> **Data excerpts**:

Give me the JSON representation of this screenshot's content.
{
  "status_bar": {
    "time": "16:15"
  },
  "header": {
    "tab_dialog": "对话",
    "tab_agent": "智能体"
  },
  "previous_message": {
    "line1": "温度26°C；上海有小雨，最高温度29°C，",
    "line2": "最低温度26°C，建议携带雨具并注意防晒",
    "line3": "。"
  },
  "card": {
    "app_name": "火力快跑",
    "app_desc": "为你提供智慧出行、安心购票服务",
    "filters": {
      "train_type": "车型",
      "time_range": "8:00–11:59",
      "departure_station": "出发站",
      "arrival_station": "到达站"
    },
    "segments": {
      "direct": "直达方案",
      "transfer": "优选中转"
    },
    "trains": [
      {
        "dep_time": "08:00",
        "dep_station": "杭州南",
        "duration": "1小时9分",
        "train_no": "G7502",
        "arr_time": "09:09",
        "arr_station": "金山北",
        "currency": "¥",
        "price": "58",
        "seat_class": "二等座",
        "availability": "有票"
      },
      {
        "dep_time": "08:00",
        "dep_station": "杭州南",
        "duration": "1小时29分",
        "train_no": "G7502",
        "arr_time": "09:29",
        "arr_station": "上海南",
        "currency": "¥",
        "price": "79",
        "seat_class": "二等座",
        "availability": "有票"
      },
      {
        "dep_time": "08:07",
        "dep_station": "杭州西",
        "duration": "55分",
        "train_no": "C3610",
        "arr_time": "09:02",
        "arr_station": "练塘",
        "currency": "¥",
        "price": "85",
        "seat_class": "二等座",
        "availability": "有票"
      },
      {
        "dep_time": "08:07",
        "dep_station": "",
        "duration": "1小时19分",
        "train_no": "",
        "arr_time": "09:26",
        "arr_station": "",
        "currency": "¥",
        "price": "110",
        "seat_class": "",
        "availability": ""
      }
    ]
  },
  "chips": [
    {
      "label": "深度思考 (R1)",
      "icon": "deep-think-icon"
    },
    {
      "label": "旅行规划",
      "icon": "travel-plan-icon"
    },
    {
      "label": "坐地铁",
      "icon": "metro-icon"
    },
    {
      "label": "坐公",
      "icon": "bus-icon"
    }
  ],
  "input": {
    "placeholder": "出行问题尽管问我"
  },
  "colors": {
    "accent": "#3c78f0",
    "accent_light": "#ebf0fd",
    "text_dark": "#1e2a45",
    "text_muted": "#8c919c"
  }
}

> **Aim**:
Please output the complete data exactly.

> **Complete answer**:
Give me the JSON representation of this screenshot's content.
{
  "status_bar": {
    "time": "16:15"
  },
  "header": {
    "tab_dialog": "对话",
    "tab_agent": "智能体"
  },
  "previous_message": {
    "line1": "温度26°C；上海有小雨，最高温度29°C，",
    "line2": "最低温度26°C，建议携带雨具并注意防晒",
    "line3": "。"
  },
  "card": {
    "app_name": "火力快跑",
    "app_desc": "为你提供智慧出行、安心购票服务",
    "filters": {
      "train_type": "车型",
      "time_range": "8:00–11:59",
      "departure_station": "出发站",
      "arrival_station": "到达站"
    },
    "segments": {
      "direct": "直达方案",
      "transfer": "优选中转"
    },
    "trains": [
      {
        "dep_time": "08:00",
        "dep_station": "杭州南",
        "duration": "1小时9分",
        "train_no": "G7502",
        "arr_time": "09:09",
        "arr_station": "金山北",
        "currency": "¥",
        "price": "58",
        "seat_class": "二等座",
        "availability": "有票"
      },
      {
        "dep_time": "08:00",
        "dep_station": "杭州南",
        "duration": "1小时29分",
        "train_no": "G7502",
        "arr_time": "09:29",
        "arr_station": "上海南",
        "currency": "¥",
        "price": "79",
        "seat_class": "二等座",
        "availability": "有票"
      },
      {
        "dep_time": "08:07",
        "dep_station": "杭州西",
        "duration": "55分",
        "train_no": "C3610",
        "arr_time": "09:02",
        "arr_station": "练塘",
        "currency": "¥",
        "price": "85",
        "seat_class": "二等座",
        "availability": "有票"
      },
      {
        "dep_time": "08:07",
        "dep_station": "",
        "duration": "1小时19分",
        "train_no": "",
        "arr_time": "09:26",
        "arr_station": "",
        "currency": "¥",
        "price": "110",
        "seat_class": "",
        "availability": ""
      }
    ]
  },
  "chips": [
    {
      "label": "深度思考 (R1)",
      "icon": "deep-think-icon"
    },
    {
      "label": "旅行规划",
      "icon": "travel-plan-icon"
    },
    {
      "label": "坐地铁",
      "icon": "metro-icon"
    },
    {
      "label": "坐公",
      "icon": "bus-icon"
    }
  ],
  "input": {
    "placeholder": "出行问题尽管问我"
  },
  "colors": {
    "accent": "#3c78f0",
    "accent_light": "#ebf0fd",
    "text_dark": "#1e2a45",
    "text_muted": "#8c919c"
  }
}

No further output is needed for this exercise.